>> Start Material provided
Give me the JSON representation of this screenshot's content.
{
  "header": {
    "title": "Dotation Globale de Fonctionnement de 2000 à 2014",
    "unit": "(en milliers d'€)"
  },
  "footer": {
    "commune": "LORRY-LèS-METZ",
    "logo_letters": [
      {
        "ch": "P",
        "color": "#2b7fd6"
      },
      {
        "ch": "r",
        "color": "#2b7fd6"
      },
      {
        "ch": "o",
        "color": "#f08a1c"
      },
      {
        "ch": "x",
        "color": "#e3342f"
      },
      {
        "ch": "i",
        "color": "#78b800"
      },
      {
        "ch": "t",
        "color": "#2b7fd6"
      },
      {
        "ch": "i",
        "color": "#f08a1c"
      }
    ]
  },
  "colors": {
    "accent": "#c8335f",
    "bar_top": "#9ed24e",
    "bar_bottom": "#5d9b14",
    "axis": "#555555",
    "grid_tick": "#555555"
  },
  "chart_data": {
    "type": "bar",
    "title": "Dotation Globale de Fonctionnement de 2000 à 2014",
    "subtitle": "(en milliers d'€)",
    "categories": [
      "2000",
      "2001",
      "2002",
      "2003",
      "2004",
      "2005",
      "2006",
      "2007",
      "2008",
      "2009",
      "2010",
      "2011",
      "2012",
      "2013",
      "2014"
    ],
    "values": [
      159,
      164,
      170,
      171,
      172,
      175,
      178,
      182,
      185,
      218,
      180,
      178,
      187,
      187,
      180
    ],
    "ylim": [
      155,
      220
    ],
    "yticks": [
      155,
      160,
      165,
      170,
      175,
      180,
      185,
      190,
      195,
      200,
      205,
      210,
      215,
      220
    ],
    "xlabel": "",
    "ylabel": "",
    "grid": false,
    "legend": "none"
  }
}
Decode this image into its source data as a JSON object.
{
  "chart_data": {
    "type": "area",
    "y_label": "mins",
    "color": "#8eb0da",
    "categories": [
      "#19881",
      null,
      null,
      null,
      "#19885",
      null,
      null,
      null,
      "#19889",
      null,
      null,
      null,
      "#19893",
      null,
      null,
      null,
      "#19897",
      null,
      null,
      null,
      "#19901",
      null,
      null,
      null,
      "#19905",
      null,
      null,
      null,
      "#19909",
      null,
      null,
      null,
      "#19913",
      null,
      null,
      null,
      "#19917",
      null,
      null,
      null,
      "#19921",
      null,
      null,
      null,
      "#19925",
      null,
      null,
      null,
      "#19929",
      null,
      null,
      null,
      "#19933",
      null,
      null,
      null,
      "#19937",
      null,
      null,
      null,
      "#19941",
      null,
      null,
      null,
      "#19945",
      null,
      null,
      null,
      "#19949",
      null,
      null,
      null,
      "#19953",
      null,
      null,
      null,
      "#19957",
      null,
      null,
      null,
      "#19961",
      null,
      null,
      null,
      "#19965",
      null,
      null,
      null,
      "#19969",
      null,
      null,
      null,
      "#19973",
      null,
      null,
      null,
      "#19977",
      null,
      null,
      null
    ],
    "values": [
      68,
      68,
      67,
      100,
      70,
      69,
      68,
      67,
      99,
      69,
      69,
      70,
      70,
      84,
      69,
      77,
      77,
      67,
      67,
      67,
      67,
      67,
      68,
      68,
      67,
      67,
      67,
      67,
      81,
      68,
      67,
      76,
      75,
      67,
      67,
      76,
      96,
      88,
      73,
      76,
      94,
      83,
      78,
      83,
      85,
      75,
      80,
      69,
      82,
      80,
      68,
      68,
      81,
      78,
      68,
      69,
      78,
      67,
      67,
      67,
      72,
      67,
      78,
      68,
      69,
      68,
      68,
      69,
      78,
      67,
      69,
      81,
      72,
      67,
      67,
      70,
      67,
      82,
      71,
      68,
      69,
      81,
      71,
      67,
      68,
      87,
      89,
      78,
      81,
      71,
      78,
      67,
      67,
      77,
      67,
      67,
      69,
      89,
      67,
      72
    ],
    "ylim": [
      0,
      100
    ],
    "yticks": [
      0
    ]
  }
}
>> End Material provided
**Stated exercise**. Write out the material from the first line to the last, exactly.

**Exercise response**.
Give me the JSON representation of this screenshot's content.
{
  "header": {
    "title": "Dotation Globale de Fonctionnement de 2000 à 2014",
    "unit": "(en milliers d'€)"
  },
  "footer": {
    "commune": "LORRY-LèS-METZ",
    "logo_letters": [
      {
        "ch": "P",
        "color": "#2b7fd6"
      },
      {
        "ch": "r",
        "color": "#2b7fd6"
      },
      {
        "ch": "o",
        "color": "#f08a1c"
      },
      {
        "ch": "x",
        "color": "#e3342f"
      },
      {
        "ch": "i",
        "color": "#78b800"
      },
      {
        "ch": "t",
        "color": "#2b7fd6"
      },
      {
        "ch": "i",
        "color": "#f08a1c"
      }
    ]
  },
  "colors": {
    "accent": "#c8335f",
    "bar_top": "#9ed24e",
    "bar_bottom": "#5d9b14",
    "axis": "#555555",
    "grid_tick": "#555555"
  },
  "chart_data": {
    "type": "bar",
    "title": "Dotation Globale de Fonctionnement de 2000 à 2014",
    "subtitle": "(en milliers d'€)",
    "categories": [
      "2000",
      "2001",
      "2002",
      "2003",
      "2004",
      "2005",
      "2006",
      "2007",
      "2008",
      "2009",
      "2010",
      "2011",
      "2012",
      "2013",
      "2014"
    ],
    "values": [
      159,
      164,
      170,
      171,
      172,
      175,
      178,
      182,
      185,
      218,
      180,
      178,
      187,
      187,
      180
    ],
    "ylim": [
      155,
      220
    ],
    "yticks": [
      155,
      160,
      165,
      170,
      175,
      180,
      185,
      190,
      195,
      200,
      205,
      210,
      215,
      220
    ],
    "xlabel": "",
    "ylabel": "",
    "grid": false,
    "legend": "none"
  }
}
Decode this image into its source data as a JSON object.
{
  "chart_data": {
    "type": "area",
    "y_label": "mins",
    "color": "#8eb0da",
    "categories": [
      "#19881",
      null,
      null,
      null,
      "#19885",
      null,
      null,
      null,
      "#19889",
      null,
      null,
      null,
      "#19893",
      null,
      null,
      null,
      "#19897",
      null,
      null,
      null,
      "#19901",
      null,
      null,
      null,
      "#19905",
      null,
      null,
      null,
      "#19909",
      null,
      null,
      null,
      "#19913",
      null,
      null,
      null,
      "#19917",
      null,
      null,
      null,
      "#19921",
      null,
      null,
      null,
      "#19925",
      null,
      null,
      null,
      "#19929",
      null,
      null,
      null,
      "#19933",
      null,
      null,
      null,
      "#19937",
      null,
      null,
      null,
      "#19941",
      null,
      null,
      null,
      "#19945",
      null,
      null,
      null,
      "#19949",
      null,
      null,
      null,
      "#19953",
      null,
      null,
      null,
      "#19957",
      null,
      null,
      null,
      "#19961",
      null,
      null,
      null,
      "#19965",
      null,
      null,
      null,
      "#19969",
      null,
      null,
      null,
      "#19973",
      null,
      null,
      null,
      "#19977",
      null,
      null,
      null
    ],
    "values": [
      68,
      68,
      67,
      100,
      70,
      69,
      68,
      67,
      99,
      69,
      69,
      70,
      70,
      84,
      69,
      77,
      77,
      67,
      67,
      67,
      67,
      67,
      68,
      68,
      67,
      67,
      67,
      67,
      81,
      68,
      67,
      76,
      75,
      67,
      67,
      76,
      96,
      88,
      73,
      76,
      94,
      83,
      78,
      83,
      85,
      75,
      80,
      69,
      82,
      80,
      68,
      68,
      81,
      78,
      68,
      69,
      78,
      67,
      67,
      67,
      72,
      67,
      78,
      68,
      69,
      68,
      68,
      69,
      78,
      67,
      69,
      81,
      72,
      67,
      67,
      70,
      67,
      82,
      71,
      68,
      69,
      81,
      71,
      67,
      68,
      87,
      89,
      78,
      81,
      71,
      78,
      67,
      67,
      77,
      67,
      67,
      69,
      89,
      67,
      72
    ],
    "ylim": [
      0,
      100
    ],
    "yticks": [
      0
    ]
  }
}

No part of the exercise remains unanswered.